• _PROBLEM DESCRIPTION_: Write out the whole listing word for word.

-- start RECORDS TO PROCESS --

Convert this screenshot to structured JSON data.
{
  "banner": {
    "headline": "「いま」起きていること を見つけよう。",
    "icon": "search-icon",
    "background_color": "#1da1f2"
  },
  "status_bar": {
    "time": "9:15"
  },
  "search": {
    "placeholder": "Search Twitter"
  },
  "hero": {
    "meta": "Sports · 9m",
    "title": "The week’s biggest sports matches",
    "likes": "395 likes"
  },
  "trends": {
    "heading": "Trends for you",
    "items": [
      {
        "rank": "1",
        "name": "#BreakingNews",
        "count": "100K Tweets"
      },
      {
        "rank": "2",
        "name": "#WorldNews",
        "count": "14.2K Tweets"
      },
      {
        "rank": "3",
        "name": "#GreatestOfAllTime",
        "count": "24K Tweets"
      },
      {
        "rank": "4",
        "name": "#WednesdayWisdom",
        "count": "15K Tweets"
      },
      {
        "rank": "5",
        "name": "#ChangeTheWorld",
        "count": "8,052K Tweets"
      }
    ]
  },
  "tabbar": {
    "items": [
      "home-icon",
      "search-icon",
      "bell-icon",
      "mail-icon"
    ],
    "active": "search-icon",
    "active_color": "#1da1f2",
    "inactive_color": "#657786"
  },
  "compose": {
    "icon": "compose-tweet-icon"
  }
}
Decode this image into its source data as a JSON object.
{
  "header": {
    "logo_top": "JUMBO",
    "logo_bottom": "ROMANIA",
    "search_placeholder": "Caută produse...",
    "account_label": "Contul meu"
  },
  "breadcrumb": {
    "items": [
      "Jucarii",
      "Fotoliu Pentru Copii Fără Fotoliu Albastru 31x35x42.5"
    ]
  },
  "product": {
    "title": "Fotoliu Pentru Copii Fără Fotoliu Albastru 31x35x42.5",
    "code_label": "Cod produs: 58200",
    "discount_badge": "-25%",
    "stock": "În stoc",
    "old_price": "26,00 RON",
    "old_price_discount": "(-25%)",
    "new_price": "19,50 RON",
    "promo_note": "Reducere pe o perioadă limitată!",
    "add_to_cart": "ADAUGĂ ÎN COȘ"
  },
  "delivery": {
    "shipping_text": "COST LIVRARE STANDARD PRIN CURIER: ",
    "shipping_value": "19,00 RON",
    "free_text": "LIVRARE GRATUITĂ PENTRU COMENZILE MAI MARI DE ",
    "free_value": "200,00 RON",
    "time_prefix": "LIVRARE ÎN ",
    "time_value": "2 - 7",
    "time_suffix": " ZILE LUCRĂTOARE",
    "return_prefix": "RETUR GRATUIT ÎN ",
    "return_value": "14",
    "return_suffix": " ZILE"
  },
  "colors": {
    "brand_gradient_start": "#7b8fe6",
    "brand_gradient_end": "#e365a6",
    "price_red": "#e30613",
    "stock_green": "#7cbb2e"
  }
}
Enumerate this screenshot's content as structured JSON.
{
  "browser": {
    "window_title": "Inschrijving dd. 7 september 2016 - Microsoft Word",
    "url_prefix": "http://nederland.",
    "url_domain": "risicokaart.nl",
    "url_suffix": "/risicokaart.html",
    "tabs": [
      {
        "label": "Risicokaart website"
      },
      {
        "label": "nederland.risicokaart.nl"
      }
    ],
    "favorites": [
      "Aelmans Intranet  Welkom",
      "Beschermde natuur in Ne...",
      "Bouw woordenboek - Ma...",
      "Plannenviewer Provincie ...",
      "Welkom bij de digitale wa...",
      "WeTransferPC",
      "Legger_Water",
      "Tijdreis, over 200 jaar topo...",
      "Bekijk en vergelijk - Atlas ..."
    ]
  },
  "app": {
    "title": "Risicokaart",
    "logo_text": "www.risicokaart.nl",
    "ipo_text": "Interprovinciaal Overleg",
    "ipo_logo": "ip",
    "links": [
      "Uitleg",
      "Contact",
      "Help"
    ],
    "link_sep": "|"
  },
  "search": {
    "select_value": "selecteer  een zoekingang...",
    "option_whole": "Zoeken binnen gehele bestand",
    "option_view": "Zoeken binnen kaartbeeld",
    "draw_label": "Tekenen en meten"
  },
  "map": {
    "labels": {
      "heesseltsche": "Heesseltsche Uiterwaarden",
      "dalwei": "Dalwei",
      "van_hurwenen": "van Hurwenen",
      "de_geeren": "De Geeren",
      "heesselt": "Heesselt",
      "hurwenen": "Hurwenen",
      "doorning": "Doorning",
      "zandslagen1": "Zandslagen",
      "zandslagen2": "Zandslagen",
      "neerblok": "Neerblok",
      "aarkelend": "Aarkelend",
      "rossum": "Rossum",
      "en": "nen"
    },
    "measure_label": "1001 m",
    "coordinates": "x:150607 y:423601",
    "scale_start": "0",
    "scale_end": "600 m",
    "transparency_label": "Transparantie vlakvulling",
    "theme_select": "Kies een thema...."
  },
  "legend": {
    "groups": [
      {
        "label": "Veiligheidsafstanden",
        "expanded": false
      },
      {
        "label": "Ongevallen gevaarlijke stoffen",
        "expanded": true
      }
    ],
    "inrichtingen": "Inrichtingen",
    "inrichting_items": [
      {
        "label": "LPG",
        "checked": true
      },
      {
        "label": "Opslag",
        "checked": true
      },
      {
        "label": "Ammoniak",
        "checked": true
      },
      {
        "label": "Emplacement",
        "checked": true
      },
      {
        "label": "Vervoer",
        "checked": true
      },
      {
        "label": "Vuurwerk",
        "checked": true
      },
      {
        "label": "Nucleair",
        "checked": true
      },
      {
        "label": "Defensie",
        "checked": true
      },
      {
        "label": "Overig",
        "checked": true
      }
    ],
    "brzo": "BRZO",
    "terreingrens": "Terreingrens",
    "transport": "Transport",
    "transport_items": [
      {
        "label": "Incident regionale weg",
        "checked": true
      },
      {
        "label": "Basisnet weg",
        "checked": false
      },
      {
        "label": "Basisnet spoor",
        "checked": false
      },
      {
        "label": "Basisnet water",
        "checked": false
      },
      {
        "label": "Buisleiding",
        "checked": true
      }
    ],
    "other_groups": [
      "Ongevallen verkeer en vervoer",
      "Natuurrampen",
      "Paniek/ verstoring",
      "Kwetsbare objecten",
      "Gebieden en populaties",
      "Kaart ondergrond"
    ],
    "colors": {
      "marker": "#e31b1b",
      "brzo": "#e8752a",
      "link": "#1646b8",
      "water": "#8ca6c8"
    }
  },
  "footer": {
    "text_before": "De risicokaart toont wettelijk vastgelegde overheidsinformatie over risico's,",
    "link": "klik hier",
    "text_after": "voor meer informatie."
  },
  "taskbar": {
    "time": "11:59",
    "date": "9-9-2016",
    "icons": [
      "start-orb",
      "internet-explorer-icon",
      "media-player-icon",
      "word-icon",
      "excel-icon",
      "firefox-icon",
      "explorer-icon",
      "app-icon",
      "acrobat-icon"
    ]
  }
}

-- end RECORDS TO PROCESS --

• _RESPONSE TO THIS EXERCISE_:
Convert this screenshot to structured JSON data.
{
  "banner": {
    "headline": "「いま」起きていること を見つけよう。",
    "icon": "search-icon",
    "background_color": "#1da1f2"
  },
  "status_bar": {
    "time": "9:15"
  },
  "search": {
    "placeholder": "Search Twitter"
  },
  "hero": {
    "meta": "Sports · 9m",
    "title": "The week’s biggest sports matches",
    "likes": "395 likes"
  },
  "trends": {
    "heading": "Trends for you",
    "items": [
      {
        "rank": "1",
        "name": "#BreakingNews",
        "count": "100K Tweets"
      },
      {
        "rank": "2",
        "name": "#WorldNews",
        "count": "14.2K Tweets"
      },
      {
        "rank": "3",
        "name": "#GreatestOfAllTime",
        "count": "24K Tweets"
      },
      {
        "rank": "4",
        "name": "#WednesdayWisdom",
        "count": "15K Tweets"
      },
      {
        "rank": "5",
        "name": "#ChangeTheWorld",
        "count": "8,052K Tweets"
      }
    ]
  },
  "tabbar": {
    "items": [
      "home-icon",
      "search-icon",
      "bell-icon",
      "mail-icon"
    ],
    "active": "search-icon",
    "active_color": "#1da1f2",
    "inactive_color": "#657786"
  },
  "compose": {
    "icon": "compose-tweet-icon"
  }
}
Decode this image into its source data as a JSON object.
{
  "header": {
    "logo_top": "JUMBO",
    "logo_bottom": "ROMANIA",
    "search_placeholder": "Caută produse...",
    "account_label": "Contul meu"
  },
  "breadcrumb": {
    "items": [
      "Jucarii",
      "Fotoliu Pentru Copii Fără Fotoliu Albastru 31x35x42.5"
    ]
  },
  "product": {
    "title": "Fotoliu Pentru Copii Fără Fotoliu Albastru 31x35x42.5",
    "code_label": "Cod produs: 58200",
    "discount_badge": "-25%",
    "stock": "În stoc",
    "old_price": "26,00 RON",
    "old_price_discount": "(-25%)",
    "new_price": "19,50 RON",
    "promo_note": "Reducere pe o perioadă limitată!",
    "add_to_cart": "ADAUGĂ ÎN COȘ"
  },
  "delivery": {
    "shipping_text": "COST LIVRARE STANDARD PRIN CURIER: ",
    "shipping_value": "19,00 RON",
    "free_text": "LIVRARE GRATUITĂ PENTRU COMENZILE MAI MARI DE ",
    "free_value": "200,00 RON",
    "time_prefix": "LIVRARE ÎN ",
    "time_value": "2 - 7",
    "time_suffix": " ZILE LUCRĂTOARE",
    "return_prefix": "RETUR GRATUIT ÎN ",
    "return_value": "14",
    "return_suffix": " ZILE"
  },
  "colors": {
    "brand_gradient_start": "#7b8fe6",
    "brand_gradient_end": "#e365a6",
    "price_red": "#e30613",
    "stock_green": "#7cbb2e"
  }
}
Enumerate this screenshot's content as structured JSON.
{
  "browser": {
    "window_title": "Inschrijving dd. 7 september 2016 - Microsoft Word",
    "url_prefix": "http://nederland.",
    "url_domain": "risicokaart.nl",
    "url_suffix": "/risicokaart.html",
    "tabs": [
      {
        "label": "Risicokaart website"
      },
      {
        "label": "nederland.risicokaart.nl"
      }
    ],
    "favorites": [
      "Aelmans Intranet  Welkom",
      "Beschermde natuur in Ne...",
      "Bouw woordenboek - Ma...",
      "Plannenviewer Provincie ...",
      "Welkom bij de digitale wa...",
      "WeTransferPC",
      "Legger_Water",
      "Tijdreis, over 200 jaar topo...",
      "Bekijk en vergelijk - Atlas ..."
    ]
  },
  "app": {
    "title": "Risicokaart",
    "logo_text": "www.risicokaart.nl",
    "ipo_text": "Interprovinciaal Overleg",
    "ipo_logo": "ip",
    "links": [
      "Uitleg",
      "Contact",
      "Help"
    ],
    "link_sep": "|"
  },
  "search": {
    "select_value": "selecteer  een zoekingang...",
    "option_whole": "Zoeken binnen gehele bestand",
    "option_view": "Zoeken binnen kaartbeeld",
    "draw_label": "Tekenen en meten"
  },
  "map": {
    "labels": {
      "heesseltsche": "Heesseltsche Uiterwaarden",
      "dalwei": "Dalwei",
      "van_hurwenen": "van Hurwenen",
      "de_geeren": "De Geeren",
      "heesselt": "Heesselt",
      "hurwenen": "Hurwenen",
      "doorning": "Doorning",
      "zandslagen1": "Zandslagen",
      "zandslagen2": "Zandslagen",
      "neerblok": "Neerblok",
      "aarkelend": "Aarkelend",
      "rossum": "Rossum",
      "en": "nen"
    },
    "measure_label": "1001 m",
    "coordinates": "x:150607 y:423601",
    "scale_start": "0",
    "scale_end": "600 m",
    "transparency_label": "Transparantie vlakvulling",
    "theme_select": "Kies een thema...."
  },
  "legend": {
    "groups": [
      {
        "label": "Veiligheidsafstanden",
        "expanded": false
      },
      {
        "label": "Ongevallen gevaarlijke stoffen",
        "expanded": true
      }
    ],
    "inrichtingen": "Inrichtingen",
    "inrichting_items": [
      {
        "label": "LPG",
        "checked": true
      },
      {
        "label": "Opslag",
        "checked": true
      },
      {
        "label": "Ammoniak",
        "checked": true
      },
      {
        "label": "Emplacement",
        "checked": true
      },
      {
        "label": "Vervoer",
        "checked": true
      },
      {
        "label": "Vuurwerk",
        "checked": true
      },
      {
        "label": "Nucleair",
        "checked": true
      },
      {
        "label": "Defensie",
        "checked": true
      },
      {
        "label": "Overig",
        "checked": true
      }
    ],
    "brzo": "BRZO",
    "terreingrens": "Terreingrens",
    "transport": "Transport",
    "transport_items": [
      {
        "label": "Incident regionale weg",
        "checked": true
      },
      {
        "label": "Basisnet weg",
        "checked": false
      },
      {
        "label": "Basisnet spoor",
        "checked": false
      },
      {
        "label": "Basisnet water",
        "checked": false
      },
      {
        "label": "Buisleiding",
        "checked": true
      }
    ],
    "other_groups": [
      "Ongevallen verkeer en vervoer",
      "Natuurrampen",
      "Paniek/ verstoring",
      "Kwetsbare objecten",
      "Gebieden en populaties",
      "Kaart ondergrond"
    ],
    "colors": {
      "marker": "#e31b1b",
      "brzo": "#e8752a",
      "link": "#1646b8",
      "water": "#8ca6c8"
    }
  },
  "footer": {
    "text_before": "De risicokaart toont wettelijk vastgelegde overheidsinformatie over risico's,",
    "link": "klik hier",
    "text_after": "voor meer informatie."
  },
  "taskbar": {
    "time": "11:59",
    "date": "9-9-2016",
    "icons": [
      "start-orb",
      "internet-explorer-icon",
      "media-player-icon",
      "word-icon",
      "excel-icon",
      "firefox-icon",
      "explorer-icon",
      "app-icon",
      "acrobat-icon"
    ]
  }
}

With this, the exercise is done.